Exercise aim →
Your task is to repeat the listing exactly.

Data excerpts →
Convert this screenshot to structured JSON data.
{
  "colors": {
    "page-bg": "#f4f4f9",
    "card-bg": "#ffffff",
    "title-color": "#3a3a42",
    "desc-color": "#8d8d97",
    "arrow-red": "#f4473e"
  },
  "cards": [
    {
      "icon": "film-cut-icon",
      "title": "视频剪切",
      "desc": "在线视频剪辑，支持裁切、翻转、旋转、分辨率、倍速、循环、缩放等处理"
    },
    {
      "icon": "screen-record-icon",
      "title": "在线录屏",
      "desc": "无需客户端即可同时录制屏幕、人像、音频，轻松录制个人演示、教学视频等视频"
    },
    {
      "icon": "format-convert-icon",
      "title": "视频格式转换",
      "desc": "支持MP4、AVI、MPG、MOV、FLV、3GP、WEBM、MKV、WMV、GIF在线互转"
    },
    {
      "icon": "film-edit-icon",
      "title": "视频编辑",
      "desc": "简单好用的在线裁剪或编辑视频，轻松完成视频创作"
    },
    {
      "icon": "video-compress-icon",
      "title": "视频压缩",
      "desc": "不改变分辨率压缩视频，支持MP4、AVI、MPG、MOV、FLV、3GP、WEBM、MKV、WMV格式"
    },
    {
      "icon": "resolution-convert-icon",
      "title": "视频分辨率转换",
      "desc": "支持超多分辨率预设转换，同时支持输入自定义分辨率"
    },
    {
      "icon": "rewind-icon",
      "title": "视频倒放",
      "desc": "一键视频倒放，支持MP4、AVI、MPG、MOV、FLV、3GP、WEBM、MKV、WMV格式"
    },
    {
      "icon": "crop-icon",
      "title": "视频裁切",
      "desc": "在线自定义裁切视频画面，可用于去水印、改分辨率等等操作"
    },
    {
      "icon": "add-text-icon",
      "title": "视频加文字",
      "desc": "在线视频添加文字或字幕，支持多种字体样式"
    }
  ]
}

The completed task →
Convert this screenshot to structured JSON data.
{
  "colors": {
    "page-bg": "#f4f4f9",
    "card-bg": "#ffffff",
    "title-color": "#3a3a42",
    "desc-color": "#8d8d97",
    "arrow-red": "#f4473e"
  },
  "cards": [
    {
      "icon": "film-cut-icon",
      "title": "视频剪切",
      "desc": "在线视频剪辑，支持裁切、翻转、旋转、分辨率、倍速、循环、缩放等处理"
    },
    {
      "icon": "screen-record-icon",
      "title": "在线录屏",
      "desc": "无需客户端即可同时录制屏幕、人像、音频，轻松录制个人演示、教学视频等视频"
    },
    {
      "icon": "format-convert-icon",
      "title": "视频格式转换",
      "desc": "支持MP4、AVI、MPG、MOV、FLV、3GP、WEBM、MKV、WMV、GIF在线互转"
    },
    {
      "icon": "film-edit-icon",
      "title": "视频编辑",
      "desc": "简单好用的在线裁剪或编辑视频，轻松完成视频创作"
    },
    {
      "icon": "video-compress-icon",
      "title": "视频压缩",
      "desc": "不改变分辨率压缩视频，支持MP4、AVI、MPG、MOV、FLV、3GP、WEBM、MKV、WMV格式"
    },
    {
      "icon": "resolution-convert-icon",
      "title": "视频分辨率转换",
      "desc": "支持超多分辨率预设转换，同时支持输入自定义分辨率"
    },
    {
      "icon": "rewind-icon",
      "title": "视频倒放",
      "desc": "一键视频倒放，支持MP4、AVI、MPG、MOV、FLV、3GP、WEBM、MKV、WMV格式"
    },
    {
      "icon": "crop-icon",
      "title": "视频裁切",
      "desc": "在线自定义裁切视频画面，可用于去水印、改分辨率等等操作"
    },
    {
      "icon": "add-text-icon",
      "title": "视频加文字",
      "desc": "在线视频添加文字或字幕，支持多种字体样式"
    }
  ]
}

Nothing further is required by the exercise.